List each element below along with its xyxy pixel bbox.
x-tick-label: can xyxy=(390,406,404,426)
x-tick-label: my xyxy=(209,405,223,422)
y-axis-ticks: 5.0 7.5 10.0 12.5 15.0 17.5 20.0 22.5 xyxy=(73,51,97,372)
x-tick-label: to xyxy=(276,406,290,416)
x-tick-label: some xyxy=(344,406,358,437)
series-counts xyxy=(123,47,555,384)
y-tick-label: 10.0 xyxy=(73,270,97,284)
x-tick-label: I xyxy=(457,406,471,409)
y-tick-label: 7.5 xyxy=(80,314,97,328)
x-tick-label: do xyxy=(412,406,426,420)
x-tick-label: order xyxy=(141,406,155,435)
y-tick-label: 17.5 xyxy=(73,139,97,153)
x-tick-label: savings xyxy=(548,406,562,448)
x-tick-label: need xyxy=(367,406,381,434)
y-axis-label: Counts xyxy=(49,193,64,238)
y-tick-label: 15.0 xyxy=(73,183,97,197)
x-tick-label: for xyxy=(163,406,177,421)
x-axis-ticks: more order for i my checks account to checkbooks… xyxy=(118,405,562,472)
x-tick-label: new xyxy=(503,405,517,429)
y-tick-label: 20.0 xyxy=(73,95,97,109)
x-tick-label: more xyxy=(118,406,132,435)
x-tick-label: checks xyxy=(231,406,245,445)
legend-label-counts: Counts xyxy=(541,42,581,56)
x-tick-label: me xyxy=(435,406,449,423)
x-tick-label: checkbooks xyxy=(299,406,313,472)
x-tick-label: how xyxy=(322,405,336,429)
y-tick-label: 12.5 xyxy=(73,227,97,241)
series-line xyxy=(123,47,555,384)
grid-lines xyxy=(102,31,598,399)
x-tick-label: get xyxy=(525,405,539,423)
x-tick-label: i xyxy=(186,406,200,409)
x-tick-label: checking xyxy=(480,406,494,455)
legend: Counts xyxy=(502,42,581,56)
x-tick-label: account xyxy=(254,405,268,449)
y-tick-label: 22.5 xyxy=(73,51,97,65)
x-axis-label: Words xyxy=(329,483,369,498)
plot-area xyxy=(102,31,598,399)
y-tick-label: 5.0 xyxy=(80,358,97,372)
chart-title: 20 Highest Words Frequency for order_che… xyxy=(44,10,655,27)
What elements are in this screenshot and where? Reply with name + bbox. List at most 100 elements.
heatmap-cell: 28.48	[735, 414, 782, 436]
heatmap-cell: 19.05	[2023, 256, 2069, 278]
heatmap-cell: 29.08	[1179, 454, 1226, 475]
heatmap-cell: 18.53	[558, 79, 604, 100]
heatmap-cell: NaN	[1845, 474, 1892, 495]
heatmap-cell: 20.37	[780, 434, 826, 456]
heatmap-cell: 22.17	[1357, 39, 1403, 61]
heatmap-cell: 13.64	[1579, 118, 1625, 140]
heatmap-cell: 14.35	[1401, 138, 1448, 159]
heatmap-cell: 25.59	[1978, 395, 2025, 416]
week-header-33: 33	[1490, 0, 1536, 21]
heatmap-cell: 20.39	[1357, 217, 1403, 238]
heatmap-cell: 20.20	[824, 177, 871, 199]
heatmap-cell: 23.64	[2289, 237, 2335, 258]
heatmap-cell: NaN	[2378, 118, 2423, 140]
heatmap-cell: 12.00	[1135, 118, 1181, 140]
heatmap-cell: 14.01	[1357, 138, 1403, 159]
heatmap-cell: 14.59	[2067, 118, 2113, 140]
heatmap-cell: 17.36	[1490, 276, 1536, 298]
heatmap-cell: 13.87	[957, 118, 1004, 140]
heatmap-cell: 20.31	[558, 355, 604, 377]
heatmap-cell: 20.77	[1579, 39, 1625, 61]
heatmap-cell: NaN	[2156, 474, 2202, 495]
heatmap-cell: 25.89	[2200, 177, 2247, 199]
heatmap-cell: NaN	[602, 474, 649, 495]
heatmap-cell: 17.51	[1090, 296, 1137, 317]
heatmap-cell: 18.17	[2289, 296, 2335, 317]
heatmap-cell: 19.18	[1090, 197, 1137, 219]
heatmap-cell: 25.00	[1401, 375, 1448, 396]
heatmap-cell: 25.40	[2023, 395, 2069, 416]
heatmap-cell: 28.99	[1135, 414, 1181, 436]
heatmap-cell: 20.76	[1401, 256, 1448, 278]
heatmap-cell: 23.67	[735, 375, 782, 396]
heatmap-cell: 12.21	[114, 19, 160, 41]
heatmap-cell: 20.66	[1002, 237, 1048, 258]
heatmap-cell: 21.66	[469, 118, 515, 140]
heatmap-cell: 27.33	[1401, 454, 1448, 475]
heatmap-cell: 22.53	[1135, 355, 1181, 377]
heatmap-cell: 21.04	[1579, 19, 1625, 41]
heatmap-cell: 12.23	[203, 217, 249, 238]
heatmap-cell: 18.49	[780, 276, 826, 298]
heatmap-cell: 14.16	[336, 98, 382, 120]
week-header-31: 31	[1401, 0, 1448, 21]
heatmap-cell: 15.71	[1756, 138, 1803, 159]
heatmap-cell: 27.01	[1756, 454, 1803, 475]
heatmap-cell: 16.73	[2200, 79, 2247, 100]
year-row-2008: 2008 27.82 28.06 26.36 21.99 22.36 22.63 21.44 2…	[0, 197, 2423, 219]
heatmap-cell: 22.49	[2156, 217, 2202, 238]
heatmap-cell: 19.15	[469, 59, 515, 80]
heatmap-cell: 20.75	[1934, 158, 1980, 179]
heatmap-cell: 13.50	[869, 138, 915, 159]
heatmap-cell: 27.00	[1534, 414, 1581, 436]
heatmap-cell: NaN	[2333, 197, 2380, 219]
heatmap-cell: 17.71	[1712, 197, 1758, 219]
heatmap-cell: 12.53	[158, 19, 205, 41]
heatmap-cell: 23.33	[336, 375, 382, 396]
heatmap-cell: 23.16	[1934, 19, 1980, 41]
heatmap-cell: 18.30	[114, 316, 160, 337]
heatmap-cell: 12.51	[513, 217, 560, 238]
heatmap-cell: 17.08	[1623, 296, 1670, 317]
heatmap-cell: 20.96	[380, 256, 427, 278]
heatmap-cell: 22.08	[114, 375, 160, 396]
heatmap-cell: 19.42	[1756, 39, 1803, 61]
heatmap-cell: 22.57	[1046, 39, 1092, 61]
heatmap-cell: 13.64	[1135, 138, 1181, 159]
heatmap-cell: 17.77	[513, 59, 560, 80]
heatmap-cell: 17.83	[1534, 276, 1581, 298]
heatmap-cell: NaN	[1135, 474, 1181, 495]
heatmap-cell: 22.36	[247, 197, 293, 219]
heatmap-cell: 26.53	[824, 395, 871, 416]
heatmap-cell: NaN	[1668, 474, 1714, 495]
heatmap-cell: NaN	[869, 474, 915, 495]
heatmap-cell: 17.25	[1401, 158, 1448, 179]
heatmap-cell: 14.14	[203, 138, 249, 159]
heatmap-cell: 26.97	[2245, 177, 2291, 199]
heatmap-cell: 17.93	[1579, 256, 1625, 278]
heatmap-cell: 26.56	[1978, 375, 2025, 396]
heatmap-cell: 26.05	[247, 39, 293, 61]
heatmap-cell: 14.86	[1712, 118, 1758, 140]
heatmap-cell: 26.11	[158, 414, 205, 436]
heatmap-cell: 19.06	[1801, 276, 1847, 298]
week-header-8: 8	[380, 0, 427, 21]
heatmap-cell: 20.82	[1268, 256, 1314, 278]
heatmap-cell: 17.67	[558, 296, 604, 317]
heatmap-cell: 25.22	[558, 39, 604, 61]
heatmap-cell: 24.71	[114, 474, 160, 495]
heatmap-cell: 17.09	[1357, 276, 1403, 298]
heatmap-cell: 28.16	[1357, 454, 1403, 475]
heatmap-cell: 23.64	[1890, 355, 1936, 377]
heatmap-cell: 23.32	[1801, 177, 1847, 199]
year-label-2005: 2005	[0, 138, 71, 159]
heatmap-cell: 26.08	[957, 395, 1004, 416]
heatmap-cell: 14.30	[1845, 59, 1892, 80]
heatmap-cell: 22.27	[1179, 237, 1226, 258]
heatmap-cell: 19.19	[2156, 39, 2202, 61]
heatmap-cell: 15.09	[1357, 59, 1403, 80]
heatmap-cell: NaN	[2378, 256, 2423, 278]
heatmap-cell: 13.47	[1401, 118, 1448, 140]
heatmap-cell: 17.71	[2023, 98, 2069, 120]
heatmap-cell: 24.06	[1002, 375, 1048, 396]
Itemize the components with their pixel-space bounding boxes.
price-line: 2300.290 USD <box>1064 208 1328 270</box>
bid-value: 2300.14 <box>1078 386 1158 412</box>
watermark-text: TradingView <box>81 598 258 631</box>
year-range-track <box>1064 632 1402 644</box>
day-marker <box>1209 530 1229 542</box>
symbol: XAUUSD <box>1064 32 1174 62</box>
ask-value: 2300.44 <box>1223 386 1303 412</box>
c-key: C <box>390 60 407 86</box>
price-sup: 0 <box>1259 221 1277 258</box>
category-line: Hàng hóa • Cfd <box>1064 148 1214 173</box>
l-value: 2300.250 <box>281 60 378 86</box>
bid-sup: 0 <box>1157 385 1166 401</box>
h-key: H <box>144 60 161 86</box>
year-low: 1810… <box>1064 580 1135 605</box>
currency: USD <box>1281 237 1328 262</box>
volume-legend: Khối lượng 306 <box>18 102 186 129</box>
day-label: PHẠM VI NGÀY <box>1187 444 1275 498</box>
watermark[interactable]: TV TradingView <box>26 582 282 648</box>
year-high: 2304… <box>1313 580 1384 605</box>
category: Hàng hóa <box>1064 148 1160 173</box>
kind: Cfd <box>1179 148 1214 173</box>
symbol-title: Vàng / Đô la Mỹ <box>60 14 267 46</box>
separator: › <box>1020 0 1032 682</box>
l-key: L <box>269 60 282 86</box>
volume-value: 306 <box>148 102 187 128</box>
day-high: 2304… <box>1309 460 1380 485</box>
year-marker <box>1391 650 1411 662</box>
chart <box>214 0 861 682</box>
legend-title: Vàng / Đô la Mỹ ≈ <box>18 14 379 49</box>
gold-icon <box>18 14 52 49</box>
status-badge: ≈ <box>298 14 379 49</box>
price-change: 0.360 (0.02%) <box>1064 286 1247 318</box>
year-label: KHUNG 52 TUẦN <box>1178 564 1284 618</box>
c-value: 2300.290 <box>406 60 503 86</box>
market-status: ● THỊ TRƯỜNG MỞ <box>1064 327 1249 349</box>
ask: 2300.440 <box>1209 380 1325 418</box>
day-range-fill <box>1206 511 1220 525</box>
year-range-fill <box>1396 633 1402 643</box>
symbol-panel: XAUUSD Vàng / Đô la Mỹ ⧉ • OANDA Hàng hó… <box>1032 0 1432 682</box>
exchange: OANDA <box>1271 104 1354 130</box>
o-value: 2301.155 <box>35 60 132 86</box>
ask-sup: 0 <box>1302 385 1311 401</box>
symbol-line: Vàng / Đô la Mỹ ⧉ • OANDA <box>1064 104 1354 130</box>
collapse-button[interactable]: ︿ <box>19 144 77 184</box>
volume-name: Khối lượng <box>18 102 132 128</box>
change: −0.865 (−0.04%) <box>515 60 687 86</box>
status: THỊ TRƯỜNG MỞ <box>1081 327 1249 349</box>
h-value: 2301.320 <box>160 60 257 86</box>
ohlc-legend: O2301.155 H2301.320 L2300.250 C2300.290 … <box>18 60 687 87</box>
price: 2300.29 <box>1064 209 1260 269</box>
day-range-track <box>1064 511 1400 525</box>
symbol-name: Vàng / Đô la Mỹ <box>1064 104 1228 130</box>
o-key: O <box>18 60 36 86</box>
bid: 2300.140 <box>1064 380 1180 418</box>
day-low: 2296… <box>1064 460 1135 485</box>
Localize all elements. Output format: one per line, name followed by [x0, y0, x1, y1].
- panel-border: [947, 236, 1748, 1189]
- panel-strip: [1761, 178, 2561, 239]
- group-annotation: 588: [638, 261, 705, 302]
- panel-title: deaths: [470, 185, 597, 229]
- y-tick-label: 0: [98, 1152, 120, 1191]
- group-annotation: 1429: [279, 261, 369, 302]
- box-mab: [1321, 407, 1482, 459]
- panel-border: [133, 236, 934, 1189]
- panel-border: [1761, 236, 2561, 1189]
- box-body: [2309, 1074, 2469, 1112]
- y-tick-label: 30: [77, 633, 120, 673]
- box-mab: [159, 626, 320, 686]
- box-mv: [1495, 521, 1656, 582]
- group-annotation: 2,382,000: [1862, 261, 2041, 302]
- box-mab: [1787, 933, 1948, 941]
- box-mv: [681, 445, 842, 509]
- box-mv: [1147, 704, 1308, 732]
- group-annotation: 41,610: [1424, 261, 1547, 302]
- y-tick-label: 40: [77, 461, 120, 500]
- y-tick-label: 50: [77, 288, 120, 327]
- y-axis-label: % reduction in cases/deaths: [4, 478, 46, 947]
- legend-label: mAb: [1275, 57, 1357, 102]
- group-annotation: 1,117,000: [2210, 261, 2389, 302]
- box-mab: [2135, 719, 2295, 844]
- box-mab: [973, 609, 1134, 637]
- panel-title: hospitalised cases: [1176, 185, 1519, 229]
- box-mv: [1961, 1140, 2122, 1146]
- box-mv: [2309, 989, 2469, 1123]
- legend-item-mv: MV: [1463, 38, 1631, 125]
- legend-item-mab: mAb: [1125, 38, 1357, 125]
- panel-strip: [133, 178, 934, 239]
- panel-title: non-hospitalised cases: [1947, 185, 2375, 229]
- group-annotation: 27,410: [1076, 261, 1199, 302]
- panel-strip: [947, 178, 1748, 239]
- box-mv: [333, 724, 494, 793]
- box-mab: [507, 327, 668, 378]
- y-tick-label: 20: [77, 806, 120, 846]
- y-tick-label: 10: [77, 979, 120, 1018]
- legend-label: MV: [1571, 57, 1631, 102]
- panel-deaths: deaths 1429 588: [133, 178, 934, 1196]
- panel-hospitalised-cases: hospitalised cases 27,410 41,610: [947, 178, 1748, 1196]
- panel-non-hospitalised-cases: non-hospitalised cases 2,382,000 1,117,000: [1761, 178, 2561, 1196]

■ **TASK**: Copy out the listing again word for word, starting at its first line and ending at the line that contains "x-tick-label: more xyxy=(118,406,132,435)", with both of those lines included.

■ **WORKED ANSWER**:
List each element below along with its xyxy pixel bbox.
x-tick-label: can xyxy=(390,406,404,426)
x-tick-label: my xyxy=(209,405,223,422)
y-axis-ticks: 5.0 7.5 10.0 12.5 15.0 17.5 20.0 22.5 xyxy=(73,51,97,372)
x-tick-label: to xyxy=(276,406,290,416)
x-tick-label: some xyxy=(344,406,358,437)
series-counts xyxy=(123,47,555,384)
y-tick-label: 10.0 xyxy=(73,270,97,284)
x-tick-label: I xyxy=(457,406,471,409)
y-tick-label: 7.5 xyxy=(80,314,97,328)
x-tick-label: do xyxy=(412,406,426,420)
x-tick-label: order xyxy=(141,406,155,435)
y-tick-label: 17.5 xyxy=(73,139,97,153)
x-tick-label: savings xyxy=(548,406,562,448)
x-tick-label: need xyxy=(367,406,381,434)
y-axis-label: Counts xyxy=(49,193,64,238)
y-tick-label: 15.0 xyxy=(73,183,97,197)
x-tick-label: for xyxy=(163,406,177,421)
x-axis-ticks: more order for i my checks account to checkbooks… xyxy=(118,405,562,472)
x-tick-label: new xyxy=(503,405,517,429)
y-tick-label: 20.0 xyxy=(73,95,97,109)
x-tick-label: more xyxy=(118,406,132,435)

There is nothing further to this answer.